[Stored data]
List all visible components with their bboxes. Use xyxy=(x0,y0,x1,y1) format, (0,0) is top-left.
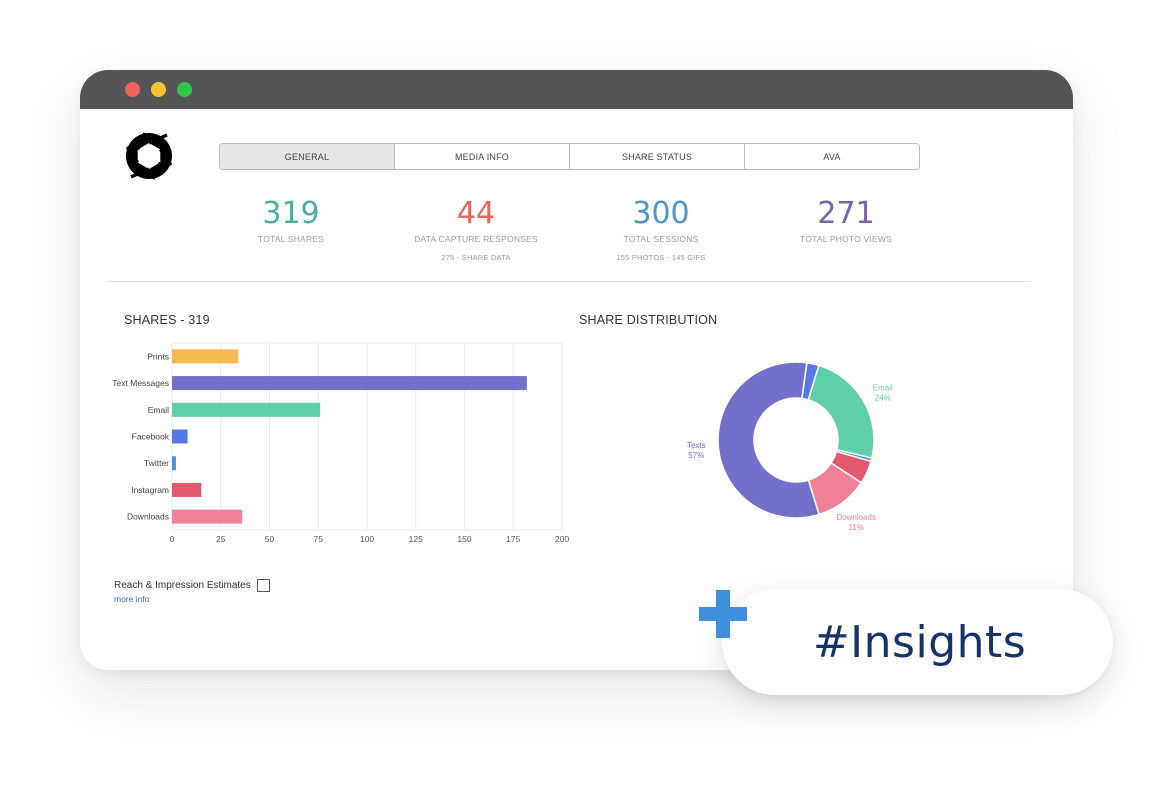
slice-label: Texts xyxy=(687,441,706,450)
stat-label: TOTAL SHARES xyxy=(257,234,324,244)
close-window-button[interactable] xyxy=(125,82,140,97)
tab-bar: GENERAL MEDIA INFO SHARE STATUS AVA xyxy=(219,143,920,170)
bar-email[interactable] xyxy=(172,402,321,417)
y-tick-label: Prints xyxy=(147,351,169,361)
tab-share-status[interactable]: SHARE STATUS xyxy=(570,144,745,169)
app-window: GENERAL MEDIA INFO SHARE STATUS AVA 319 … xyxy=(80,70,1073,670)
stat-value: 300 xyxy=(632,196,690,231)
x-tick-label: 50 xyxy=(265,534,275,544)
slice-label: Downloads xyxy=(836,513,876,522)
y-tick-label: Facebook xyxy=(132,432,170,442)
slice-percent-label: 57% xyxy=(688,451,704,460)
slice-email[interactable] xyxy=(807,364,875,460)
stat-value: 44 xyxy=(456,196,496,231)
stat-data-capture: 44 DATA CAPTURE RESPONSES 275 - SHARE DA… xyxy=(376,196,576,262)
x-tick-label: 100 xyxy=(360,534,374,544)
insights-badge-text: #Insights xyxy=(812,616,1027,668)
stat-sublabel: 155 PHOTOS - 145 GIFS xyxy=(616,253,706,262)
x-tick-label: 200 xyxy=(555,534,569,544)
bar-facebook[interactable] xyxy=(172,429,188,444)
stat-photo-views: 271 TOTAL PHOTO VIEWS xyxy=(746,196,946,244)
reach-estimates-checkbox[interactable] xyxy=(257,579,270,592)
y-tick-label: Email xyxy=(148,405,169,415)
bar-twitter[interactable] xyxy=(172,456,176,471)
stat-label: DATA CAPTURE RESPONSES xyxy=(414,234,538,244)
x-tick-label: 75 xyxy=(314,534,324,544)
stat-value: 271 xyxy=(817,196,875,231)
x-tick-label: 25 xyxy=(216,534,226,544)
y-tick-label: Downloads xyxy=(127,512,169,522)
minimize-window-button[interactable] xyxy=(151,82,166,97)
stat-label: TOTAL SESSIONS xyxy=(623,234,699,244)
x-tick-label: 150 xyxy=(457,534,471,544)
x-tick-label: 125 xyxy=(409,534,423,544)
more-info-link[interactable]: more info xyxy=(114,594,150,604)
plus-icon xyxy=(699,590,747,638)
slice-percent-label: 24% xyxy=(875,393,891,402)
tab-general[interactable]: GENERAL xyxy=(220,144,395,169)
bar-downloads[interactable] xyxy=(172,509,243,524)
y-tick-label: Text Messages xyxy=(112,378,169,388)
divider xyxy=(107,281,1031,282)
x-tick-label: 0 xyxy=(170,534,175,544)
stat-value: 319 xyxy=(262,196,320,231)
distribution-chart-title: SHARE DISTRIBUTION xyxy=(579,313,718,327)
tab-media-info[interactable]: MEDIA INFO xyxy=(395,144,570,169)
stat-total-sessions: 300 TOTAL SESSIONS 155 PHOTOS - 145 GIFS xyxy=(561,196,761,262)
slice-percent-label: 11% xyxy=(848,523,863,532)
reach-estimates-label: Reach & Impression Estimates xyxy=(114,580,251,591)
tab-ava[interactable]: AVA xyxy=(745,144,919,169)
insights-badge: #Insights xyxy=(722,589,1113,695)
shares-chart-title: SHARES - 319 xyxy=(124,313,210,327)
y-tick-label: Twitter xyxy=(144,458,169,468)
bar-instagram[interactable] xyxy=(172,482,202,497)
bar-text-messages[interactable] xyxy=(172,376,527,391)
title-bar xyxy=(80,70,1073,109)
stat-sublabel: 275 - SHARE DATA xyxy=(441,253,511,262)
slice-label: Email xyxy=(873,383,893,392)
stat-label: TOTAL PHOTO VIEWS xyxy=(800,234,892,244)
stat-total-shares: 319 TOTAL SHARES xyxy=(191,196,391,244)
x-tick-label: 175 xyxy=(506,534,520,544)
shares-bar-chart: 0 25 50 75 100 125 150 175 200 Prints Text Message… xyxy=(112,342,569,544)
slice-texts[interactable] xyxy=(717,361,820,519)
aperture-logo-icon xyxy=(125,132,173,180)
y-tick-label: Instagram xyxy=(131,485,169,495)
maximize-window-button[interactable] xyxy=(177,82,192,97)
bar-prints[interactable] xyxy=(172,349,239,364)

▶ _GOAL_:
Write out the lines of the items between the line holding "slice-label: Texts xyxy=(687,441,706,450)" and the line holding "slice-label: Downloads xyxy=(836,513,876,522)", inclusive, exactly as they appear.

▶ _EXPECTED ANSWER_:
slice-label: Texts xyxy=(687,441,706,450)
stat-label: TOTAL SHARES xyxy=(257,234,324,244)
close-window-button[interactable] xyxy=(125,82,140,97)
tab-bar: GENERAL MEDIA INFO SHARE STATUS AVA xyxy=(219,143,920,170)
bar-email[interactable] xyxy=(172,402,321,417)
y-tick-label: Prints xyxy=(147,351,169,361)
tab-share-status[interactable]: SHARE STATUS xyxy=(570,144,745,169)
app-window: GENERAL MEDIA INFO SHARE STATUS AVA 319 … xyxy=(80,70,1073,670)
stat-value: 300 xyxy=(632,196,690,231)
x-tick-label: 50 xyxy=(265,534,275,544)
slice-label: Downloads xyxy=(836,513,876,522)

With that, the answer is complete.